(Dataset items)
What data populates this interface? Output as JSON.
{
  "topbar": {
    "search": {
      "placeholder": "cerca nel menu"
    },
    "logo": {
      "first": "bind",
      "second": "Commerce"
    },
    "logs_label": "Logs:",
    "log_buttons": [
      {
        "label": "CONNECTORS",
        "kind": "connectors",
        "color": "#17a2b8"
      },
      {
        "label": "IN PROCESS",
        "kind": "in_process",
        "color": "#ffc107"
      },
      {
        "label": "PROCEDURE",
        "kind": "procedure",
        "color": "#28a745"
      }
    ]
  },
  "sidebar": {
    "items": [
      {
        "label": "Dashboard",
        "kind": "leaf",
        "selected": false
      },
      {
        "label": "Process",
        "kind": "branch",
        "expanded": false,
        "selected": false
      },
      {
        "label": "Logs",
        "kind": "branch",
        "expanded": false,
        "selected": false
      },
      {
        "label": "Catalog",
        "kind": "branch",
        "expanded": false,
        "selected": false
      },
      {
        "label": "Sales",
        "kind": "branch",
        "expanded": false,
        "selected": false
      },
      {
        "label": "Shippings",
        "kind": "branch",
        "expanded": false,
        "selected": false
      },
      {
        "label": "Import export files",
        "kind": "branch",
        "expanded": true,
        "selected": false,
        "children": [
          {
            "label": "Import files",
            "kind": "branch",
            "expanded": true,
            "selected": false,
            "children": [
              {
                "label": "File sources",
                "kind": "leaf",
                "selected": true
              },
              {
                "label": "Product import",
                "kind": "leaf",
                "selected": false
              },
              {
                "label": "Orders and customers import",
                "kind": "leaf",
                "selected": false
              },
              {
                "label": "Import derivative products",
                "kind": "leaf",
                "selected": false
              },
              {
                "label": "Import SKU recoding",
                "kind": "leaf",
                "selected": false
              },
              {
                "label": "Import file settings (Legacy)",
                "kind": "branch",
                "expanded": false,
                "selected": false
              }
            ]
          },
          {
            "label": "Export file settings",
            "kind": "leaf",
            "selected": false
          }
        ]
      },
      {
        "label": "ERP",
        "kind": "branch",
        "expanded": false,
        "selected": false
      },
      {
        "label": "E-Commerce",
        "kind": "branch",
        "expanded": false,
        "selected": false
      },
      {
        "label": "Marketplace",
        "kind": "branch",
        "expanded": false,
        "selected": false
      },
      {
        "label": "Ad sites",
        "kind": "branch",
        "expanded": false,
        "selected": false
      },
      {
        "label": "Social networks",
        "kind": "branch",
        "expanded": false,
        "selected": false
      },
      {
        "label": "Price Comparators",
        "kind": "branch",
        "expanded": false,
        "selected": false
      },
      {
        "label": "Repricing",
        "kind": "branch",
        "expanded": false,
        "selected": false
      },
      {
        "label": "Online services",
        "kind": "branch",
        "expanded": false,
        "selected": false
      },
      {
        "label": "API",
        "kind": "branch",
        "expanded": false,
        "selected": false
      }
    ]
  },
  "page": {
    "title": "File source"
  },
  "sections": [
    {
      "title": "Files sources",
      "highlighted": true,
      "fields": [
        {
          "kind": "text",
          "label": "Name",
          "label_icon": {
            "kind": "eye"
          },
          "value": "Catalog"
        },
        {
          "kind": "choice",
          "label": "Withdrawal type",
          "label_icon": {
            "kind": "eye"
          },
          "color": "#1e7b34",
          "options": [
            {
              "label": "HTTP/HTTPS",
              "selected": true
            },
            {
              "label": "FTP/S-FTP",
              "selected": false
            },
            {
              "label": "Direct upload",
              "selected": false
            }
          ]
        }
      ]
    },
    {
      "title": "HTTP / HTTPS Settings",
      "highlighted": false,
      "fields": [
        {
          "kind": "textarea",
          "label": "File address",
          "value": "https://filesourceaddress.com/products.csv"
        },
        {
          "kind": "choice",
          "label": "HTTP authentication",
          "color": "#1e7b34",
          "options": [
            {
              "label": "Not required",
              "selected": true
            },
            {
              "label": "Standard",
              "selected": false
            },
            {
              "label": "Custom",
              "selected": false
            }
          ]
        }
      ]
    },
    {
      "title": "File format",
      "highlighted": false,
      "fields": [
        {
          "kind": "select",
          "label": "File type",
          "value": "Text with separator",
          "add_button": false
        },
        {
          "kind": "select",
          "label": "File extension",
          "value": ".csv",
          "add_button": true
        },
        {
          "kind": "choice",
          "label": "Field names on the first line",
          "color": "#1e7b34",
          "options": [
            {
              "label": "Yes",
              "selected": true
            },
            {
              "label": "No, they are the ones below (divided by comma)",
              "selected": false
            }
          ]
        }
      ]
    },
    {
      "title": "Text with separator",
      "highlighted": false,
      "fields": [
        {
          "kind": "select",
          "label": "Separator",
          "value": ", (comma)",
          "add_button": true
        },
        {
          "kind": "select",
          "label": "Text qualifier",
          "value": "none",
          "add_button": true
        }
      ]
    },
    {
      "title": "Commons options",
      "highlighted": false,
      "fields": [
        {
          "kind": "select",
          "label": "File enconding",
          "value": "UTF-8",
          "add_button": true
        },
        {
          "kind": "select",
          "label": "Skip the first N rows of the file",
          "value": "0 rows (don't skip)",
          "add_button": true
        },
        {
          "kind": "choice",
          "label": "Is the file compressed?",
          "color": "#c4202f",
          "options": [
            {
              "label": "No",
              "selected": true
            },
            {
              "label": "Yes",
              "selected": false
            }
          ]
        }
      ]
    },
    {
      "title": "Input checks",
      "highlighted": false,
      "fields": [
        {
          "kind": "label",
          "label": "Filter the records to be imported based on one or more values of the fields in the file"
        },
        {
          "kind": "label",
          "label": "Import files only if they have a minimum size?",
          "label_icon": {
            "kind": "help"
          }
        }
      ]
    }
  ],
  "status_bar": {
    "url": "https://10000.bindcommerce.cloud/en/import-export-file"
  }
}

▶ _Directions for this task_
Please quote the data above in full, with no line missing.

▶ _Written response_
What data populates this interface? Output as JSON.
{
  "topbar": {
    "search": {
      "placeholder": "cerca nel menu"
    },
    "logo": {
      "first": "bind",
      "second": "Commerce"
    },
    "logs_label": "Logs:",
    "log_buttons": [
      {
        "label": "CONNECTORS",
        "kind": "connectors",
        "color": "#17a2b8"
      },
      {
        "label": "IN PROCESS",
        "kind": "in_process",
        "color": "#ffc107"
      },
      {
        "label": "PROCEDURE",
        "kind": "procedure",
        "color": "#28a745"
      }
    ]
  },
  "sidebar": {
    "items": [
      {
        "label": "Dashboard",
        "kind": "leaf",
        "selected": false
      },
      {
        "label": "Process",
        "kind": "branch",
        "expanded": false,
        "selected": false
      },
      {
        "label": "Logs",
        "kind": "branch",
        "expanded": false,
        "selected": false
      },
      {
        "label": "Catalog",
        "kind": "branch",
        "expanded": false,
        "selected": false
      },
      {
        "label": "Sales",
        "kind": "branch",
        "expanded": false,
        "selected": false
      },
      {
        "label": "Shippings",
        "kind": "branch",
        "expanded": false,
        "selected": false
      },
      {
        "label": "Import export files",
        "kind": "branch",
        "expanded": true,
        "selected": false,
        "children": [
          {
            "label": "Import files",
            "kind": "branch",
            "expanded": true,
            "selected": false,
            "children": [
              {
                "label": "File sources",
                "kind": "leaf",
                "selected": true
              },
              {
                "label": "Product import",
                "kind": "leaf",
                "selected": false
              },
              {
                "label": "Orders and customers import",
                "kind": "leaf",
                "selected": false
              },
              {
                "label": "Import derivative products",
                "kind": "leaf",
                "selected": false
              },
              {
                "label": "Import SKU recoding",
                "kind": "leaf",
                "selected": false
              },
              {
                "label": "Import file settings (Legacy)",
                "kind": "branch",
                "expanded": false,
                "selected": false
              }
            ]
          },
          {
            "label": "Export file settings",
            "kind": "leaf",
            "selected": false
          }
        ]
      },
      {
        "label": "ERP",
        "kind": "branch",
        "expanded": false,
        "selected": false
      },
      {
        "label": "E-Commerce",
        "kind": "branch",
        "expanded": false,
        "selected": false
      },
      {
        "label": "Marketplace",
        "kind": "branch",
        "expanded": false,
        "selected": false
      },
      {
        "label": "Ad sites",
        "kind": "branch",
        "expanded": false,
        "selected": false
      },
      {
        "label": "Social networks",
        "kind": "branch",
        "expanded": false,
        "selected": false
      },
      {
        "label": "Price Comparators",
        "kind": "branch",
        "expanded": false,
        "selected": false
      },
      {
        "label": "Repricing",
        "kind": "branch",
        "expanded": false,
        "selected": false
      },
      {
        "label": "Online services",
        "kind": "branch",
        "expanded": false,
        "selected": false
      },
      {
        "label": "API",
        "kind": "branch",
        "expanded": false,
        "selected": false
      }
    ]
  },
  "page": {
    "title": "File source"
  },
  "sections": [
    {
      "title": "Files sources",
      "highlighted": true,
      "fields": [
        {
          "kind": "text",
          "label": "Name",
          "label_icon": {
            "kind": "eye"
          },
          "value": "Catalog"
        },
        {
          "kind": "choice",
          "label": "Withdrawal type",
          "label_icon": {
            "kind": "eye"
          },
          "color": "#1e7b34",
          "options": [
            {
              "label": "HTTP/HTTPS",
              "selected": true
            },
            {
              "label": "FTP/S-FTP",
              "selected": false
            },
            {
              "label": "Direct upload",
              "selected": false
            }
          ]
        }
      ]
    },
    {
      "title": "HTTP / HTTPS Settings",
      "highlighted": false,
      "fields": [
        {
          "kind": "textarea",
          "label": "File address",
          "value": "https://filesourceaddress.com/products.csv"
        },
        {
          "kind": "choice",
          "label": "HTTP authentication",
          "color": "#1e7b34",
          "options": [
            {
              "label": "Not required",
              "selected": true
            },
            {
              "label": "Standard",
              "selected": false
            },
            {
              "label": "Custom",
              "selected": false
            }
          ]
        }
      ]
    },
    {
      "title": "File format",
      "highlighted": false,
      "fields": [
        {
          "kind": "select",
          "label": "File type",
          "value": "Text with separator",
          "add_button": false
        },
        {
          "kind": "select",
          "label": "File extension",
          "value": ".csv",
          "add_button": true
        },
        {
          "kind": "choice",
          "label": "Field names on the first line",
          "color": "#1e7b34",
          "options": [
            {
              "label": "Yes",
              "selected": true
            },
            {
              "label": "No, they are the ones below (divided by comma)",
              "selected": false
            }
          ]
        }
      ]
    },
    {
      "title": "Text with separator",
      "highlighted": false,
      "fields": [
        {
          "kind": "select",
          "label": "Separator",
          "value": ", (comma)",
          "add_button": true
        },
        {
          "kind": "select",
          "label": "Text qualifier",
          "value": "none",
          "add_button": true
        }
      ]
    },
    {
      "title": "Commons options",
      "highlighted": false,
      "fields": [
        {
          "kind": "select",
          "label": "File enconding",
          "value": "UTF-8",
          "add_button": true
        },
        {
          "kind": "select",
          "label": "Skip the first N rows of the file",
          "value": "0 rows (don't skip)",
          "add_button": true
        },
        {
          "kind": "choice",
          "label": "Is the file compressed?",
          "color": "#c4202f",
          "options": [
            {
              "label": "No",
              "selected": true
            },
            {
              "label": "Yes",
              "selected": false
            }
          ]
        }
      ]
    },
    {
      "title": "Input checks",
      "highlighted": false,
      "fields": [
        {
          "kind": "label",
          "label": "Filter the records to be imported based on one or more values of the fields in the file"
        },
        {
          "kind": "label",
          "label": "Import files only if they have a minimum size?",
          "label_icon": {
            "kind": "help"
          }
        }
      ]
    }
  ],
  "status_bar": {
    "url": "https://10000.bindcommerce.cloud/en/import-export-file"
  }
}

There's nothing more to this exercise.